→ **WRITTEN INSTRUCTION**: What follows is a set of records; repeat all of them exactly.

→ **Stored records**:
========

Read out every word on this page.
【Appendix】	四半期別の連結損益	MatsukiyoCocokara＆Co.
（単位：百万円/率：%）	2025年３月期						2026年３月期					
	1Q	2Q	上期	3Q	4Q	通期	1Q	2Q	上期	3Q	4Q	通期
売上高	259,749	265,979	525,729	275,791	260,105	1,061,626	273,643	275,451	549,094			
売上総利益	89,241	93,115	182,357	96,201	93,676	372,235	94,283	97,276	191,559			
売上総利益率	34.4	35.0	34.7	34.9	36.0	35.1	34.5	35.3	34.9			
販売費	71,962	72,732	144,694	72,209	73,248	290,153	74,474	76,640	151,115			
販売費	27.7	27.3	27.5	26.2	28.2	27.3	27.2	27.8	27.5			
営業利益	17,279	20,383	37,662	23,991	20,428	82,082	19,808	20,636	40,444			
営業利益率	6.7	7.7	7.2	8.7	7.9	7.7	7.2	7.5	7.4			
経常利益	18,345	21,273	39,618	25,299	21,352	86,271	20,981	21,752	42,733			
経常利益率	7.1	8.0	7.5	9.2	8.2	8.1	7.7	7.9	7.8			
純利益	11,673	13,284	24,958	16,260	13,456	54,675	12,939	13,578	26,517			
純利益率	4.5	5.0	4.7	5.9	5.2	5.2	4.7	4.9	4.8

========

→ **PROBLEM SOLUTION**:
Read out every word on this page.
【Appendix】	四半期別の連結損益	MatsukiyoCocokara＆Co.
（単位：百万円/率：%）	2025年３月期						2026年３月期					
	1Q	2Q	上期	3Q	4Q	通期	1Q	2Q	上期	3Q	4Q	通期
売上高	259,749	265,979	525,729	275,791	260,105	1,061,626	273,643	275,451	549,094			
売上総利益	89,241	93,115	182,357	96,201	93,676	372,235	94,283	97,276	191,559			
売上総利益率	34.4	35.0	34.7	34.9	36.0	35.1	34.5	35.3	34.9			
販売費	71,962	72,732	144,694	72,209	73,248	290,153	74,474	76,640	151,115			
販売費	27.7	27.3	27.5	26.2	28.2	27.3	27.2	27.8	27.5			
営業利益	17,279	20,383	37,662	23,991	20,428	82,082	19,808	20,636	40,444			
営業利益率	6.7	7.7	7.2	8.7	7.9	7.7	7.2	7.5	7.4			
経常利益	18,345	21,273	39,618	25,299	21,352	86,271	20,981	21,752	42,733			
経常利益率	7.1	8.0	7.5	9.2	8.2	8.1	7.7	7.9	7.8			
純利益	11,673	13,284	24,958	16,260	13,456	54,675	12,939	13,578	26,517			
純利益率	4.5	5.0	4.7	5.9	5.2	5.2	4.7	4.9	4.8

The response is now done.